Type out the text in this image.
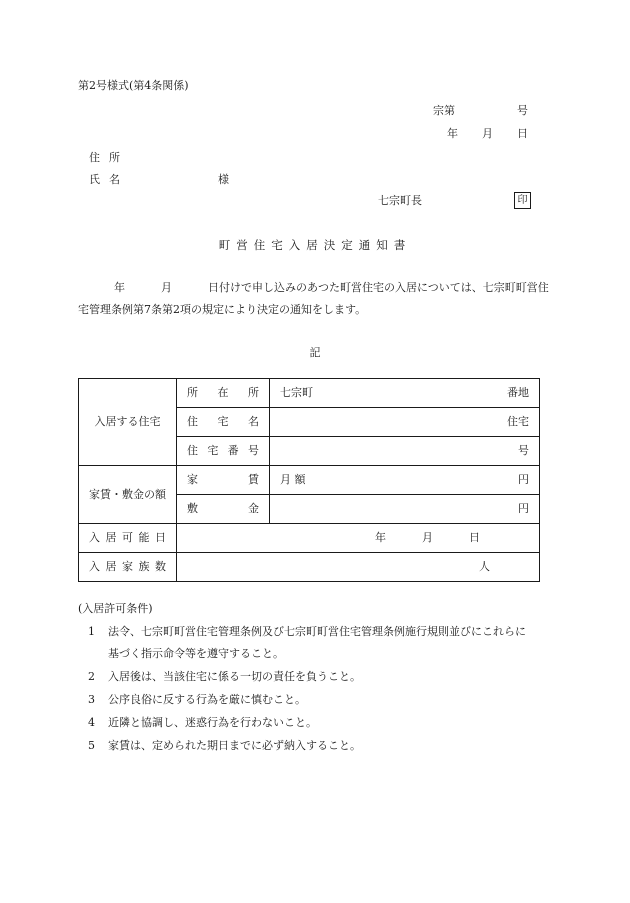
第2号様式(第4条関係)
宗第	号
年 月 日
住所
氏名	様
七宗町長	印
町営住宅入居決定通知書
年	月	日付けで申し込みのあつた町営住宅の入居については、七宗町町営住宅管理条例第7条第2項の規定により決定の通知をします。
記
入居する住宅	所在所	七宗町 番地

	住宅名	住宅
	住宅番号	号
家賃・敷金の額	家賃	月 額 円

	敷金	円
入居可能日	年 月 日	

入居家族数	人	
(入居許可条件)
1 法令、七宗町町営住宅管理条例及び七宗町町営住宅管理条例施行規則並びにこれらに
基づく指示命令等を遵守すること。
2 入居後は、当該住宅に係る一切の責任を負うこと。
3 公序良俗に反する行為を厳に慎むこと。
4 近隣と協調し、迷惑行為を行わないこと。
5 家賃は、定められた期日までに必ず納入すること。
· · ·
EXERCISE: An exact transcription of all the entries is required, without the pictures.

SOLUTION:
Type out the text in this image.
第2号様式(第4条関係)
宗第	号
年 月 日
住所
氏名	様
七宗町長	印
町営住宅入居決定通知書
年	月	日付けで申し込みのあつた町営住宅の入居については、七宗町町営住宅管理条例第7条第2項の規定により決定の通知をします。
記
入居する住宅	所在所	七宗町 番地

	住宅名	住宅
	住宅番号	号
家賃・敷金の額	家賃	月 額 円

	敷金	円
入居可能日	年 月 日	

入居家族数	人	
(入居許可条件)
1 法令、七宗町町営住宅管理条例及び七宗町町営住宅管理条例施行規則並びにこれらに
基づく指示命令等を遵守すること。
2 入居後は、当該住宅に係る一切の責任を負うこと。
3 公序良俗に反する行為を厳に慎むこと。
4 近隣と協調し、迷惑行為を行わないこと。
5 家賃は、定められた期日までに必ず納入すること。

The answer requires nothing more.